Exercise passage:

--- START ---

EB200 induced such antibodies, although at lower levels. Importantly, all these immunogens

induced an immunological memory, which could be efficiently activated by a booster

injection with EB200 protein.

CHRISTIN ANDERSSON

60

8. Concluding remarks

Recombinant strategies are today common for the development of novel subunit vaccines. In

this thesis, recombinant methods have been employed to enable studies regarding; (i) the

generation of general expression systems for production of recombinant subunit immunogens

furnished with a hydrophobic tag, either hydrophobic amino acids or a lipid, allowing

association to iscoms, (ii) the development of a mammalian cell production and recovery

system for an RSV vaccine candidate, and (iii) construction and evaluation of nucleic acid

immunization strategies for RSV and malaria.

Robust systems for E. coli production of protein immunogens were created, in which

hydrophobic tags were fused to the target immunogen. This would enable direct association of

the produced immunogen to an adjuvant system, e.g. iscoms. Initially, three different

hydrophobic tags were evaluated, as fused N-terminally. A malaria peptide, M5, was used as

model antigen. The produced fusion proteins could be efficiently recovered by the

incorporation of also an affinity tag, the SpA-derived Z-domain, in the expression vectors, and

for two hydrophobic tags out of three, efficient association to iscoms was demonstrated.

--- END ---

Work task A: Decide whether each statement agrees with the passage on recombinant vaccines, answering yes or no and quoting the words that settle it: (i) Three hydrophobic tags were evaluated at first, fused at the N-terminus. (ii) All three hydrophobic tags gave efficient association to iscoms. (iii) A booster injection with EB200 protein could efficiently activate the immunological memory.
Work task B: In the passage on recombinant vaccines, what served as the model antigen?
Work task C: Resume the passage on recombinant vaccines at the point where it ends.
The document layout detection data have no role in this exercise.

Document layout detection data:
--- START ---

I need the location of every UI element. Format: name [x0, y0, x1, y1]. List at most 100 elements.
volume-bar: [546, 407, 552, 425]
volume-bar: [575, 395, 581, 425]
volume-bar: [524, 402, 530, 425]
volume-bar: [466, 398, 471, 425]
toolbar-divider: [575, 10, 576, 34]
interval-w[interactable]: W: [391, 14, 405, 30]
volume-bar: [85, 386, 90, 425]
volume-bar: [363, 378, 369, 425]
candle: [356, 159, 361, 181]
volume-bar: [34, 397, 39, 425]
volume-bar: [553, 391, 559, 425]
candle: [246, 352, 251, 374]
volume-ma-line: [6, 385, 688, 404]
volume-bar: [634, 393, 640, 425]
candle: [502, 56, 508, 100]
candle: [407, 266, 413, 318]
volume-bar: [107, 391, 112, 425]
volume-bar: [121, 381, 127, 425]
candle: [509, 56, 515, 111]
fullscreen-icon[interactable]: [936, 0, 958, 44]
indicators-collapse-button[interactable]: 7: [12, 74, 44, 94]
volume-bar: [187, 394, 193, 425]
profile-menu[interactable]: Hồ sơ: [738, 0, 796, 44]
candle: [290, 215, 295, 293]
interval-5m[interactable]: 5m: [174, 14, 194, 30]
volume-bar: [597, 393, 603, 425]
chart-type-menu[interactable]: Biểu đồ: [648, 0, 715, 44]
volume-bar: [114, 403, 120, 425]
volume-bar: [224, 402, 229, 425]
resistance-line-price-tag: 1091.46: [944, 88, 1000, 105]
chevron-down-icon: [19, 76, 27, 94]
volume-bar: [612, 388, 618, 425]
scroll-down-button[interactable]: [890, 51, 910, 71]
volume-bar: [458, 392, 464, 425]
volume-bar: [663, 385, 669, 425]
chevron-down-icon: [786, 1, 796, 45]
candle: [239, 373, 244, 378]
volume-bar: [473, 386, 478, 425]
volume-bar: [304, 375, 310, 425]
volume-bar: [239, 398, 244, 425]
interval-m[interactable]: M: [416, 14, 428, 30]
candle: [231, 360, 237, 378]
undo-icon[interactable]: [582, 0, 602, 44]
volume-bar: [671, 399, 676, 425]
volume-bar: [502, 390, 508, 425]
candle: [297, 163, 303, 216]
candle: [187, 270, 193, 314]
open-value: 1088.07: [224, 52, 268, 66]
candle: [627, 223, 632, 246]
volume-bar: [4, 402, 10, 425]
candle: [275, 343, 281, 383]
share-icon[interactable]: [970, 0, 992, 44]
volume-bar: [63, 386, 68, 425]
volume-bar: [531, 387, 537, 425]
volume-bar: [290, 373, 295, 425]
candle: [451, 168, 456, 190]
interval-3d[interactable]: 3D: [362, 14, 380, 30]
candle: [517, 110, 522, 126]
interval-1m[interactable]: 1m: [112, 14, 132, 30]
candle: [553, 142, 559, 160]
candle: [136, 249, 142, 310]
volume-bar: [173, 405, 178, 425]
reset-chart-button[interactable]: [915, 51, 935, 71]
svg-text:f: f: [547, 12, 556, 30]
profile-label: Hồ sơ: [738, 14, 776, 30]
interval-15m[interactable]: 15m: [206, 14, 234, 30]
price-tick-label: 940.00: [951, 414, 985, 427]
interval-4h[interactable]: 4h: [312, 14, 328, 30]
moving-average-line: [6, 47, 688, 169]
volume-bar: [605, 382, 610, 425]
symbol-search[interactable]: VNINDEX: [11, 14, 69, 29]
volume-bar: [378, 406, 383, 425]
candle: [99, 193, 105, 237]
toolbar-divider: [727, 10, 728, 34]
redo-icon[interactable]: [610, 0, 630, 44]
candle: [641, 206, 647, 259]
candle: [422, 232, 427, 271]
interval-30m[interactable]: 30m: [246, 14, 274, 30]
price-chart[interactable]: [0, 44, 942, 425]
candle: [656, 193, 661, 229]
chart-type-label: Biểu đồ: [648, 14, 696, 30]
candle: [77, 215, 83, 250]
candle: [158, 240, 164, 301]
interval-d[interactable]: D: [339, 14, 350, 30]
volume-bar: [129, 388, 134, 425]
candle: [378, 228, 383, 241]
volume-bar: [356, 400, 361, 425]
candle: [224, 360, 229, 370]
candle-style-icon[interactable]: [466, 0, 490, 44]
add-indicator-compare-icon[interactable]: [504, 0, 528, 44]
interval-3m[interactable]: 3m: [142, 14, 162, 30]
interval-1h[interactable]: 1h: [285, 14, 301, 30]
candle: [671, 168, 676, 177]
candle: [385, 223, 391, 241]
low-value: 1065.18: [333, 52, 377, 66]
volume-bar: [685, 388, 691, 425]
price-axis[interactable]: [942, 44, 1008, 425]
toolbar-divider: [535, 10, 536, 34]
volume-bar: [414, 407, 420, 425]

--- END ---

Reply A:
(i) Yes: "Initially, three different hydrophobic tags were evaluated, as fused N-terminally."
(ii) No: "for two hydrophobic tags out of three, efficient association to iscoms was demonstrated."
(iii) Yes: "an immunological memory, which could be efficiently activated by a booster injection with EB200 protein."

Reply B: A malaria peptide, M5.

Reply C:
Since the expression levels were rather low from the first generation expression vectors, a

second set of expression vectors were designed and constructed. In these vectors, one of the

hydrophobic tags was included that were found to be functional in the previous study, i.e. MI,

representing the membrane-integration region of influenza virus hemagglutinin. An additional

tag, M, representing the membrane-spanning region of staphylococcal protein A, was also

included in the study. In these vectors the hydrophobic tags were placed C-terminally, in order

not to disturb the transcription and translation initiation, to thus potentially improve

expression levels. The SpA-derived ZZ tag and the SpG-derived ABP tags were included in

the vectors to allow affinity purification, and the M5 malaria peptide served as model

immunogen. The second generation expression vectors were indeed found to increase

expression levels ten to fifty-fold, and the affinity-purified hydrophobically tagged

immunogens could efficiently be incorporated into iscoms.

A third study was performed in which lipid tagging of the recombinant immunogens was

evaluated. First, a system which utilized the E. coli lipidation system was designed. The

second system exploited a chelating lipid that was known to interact with hexahistidyl tags,


61

and the recombinant immunogen was thus produced as fused to a His6 peptide. In both

systems the SpG-derived ABP tag was included for affinity purification purposes. A 238

amino acid segment ∆SAG1 from Toxoplasma gondii, served as model immunogen in this

study. The two types of lipid-tagged immunogens were both found to associate with iscoms.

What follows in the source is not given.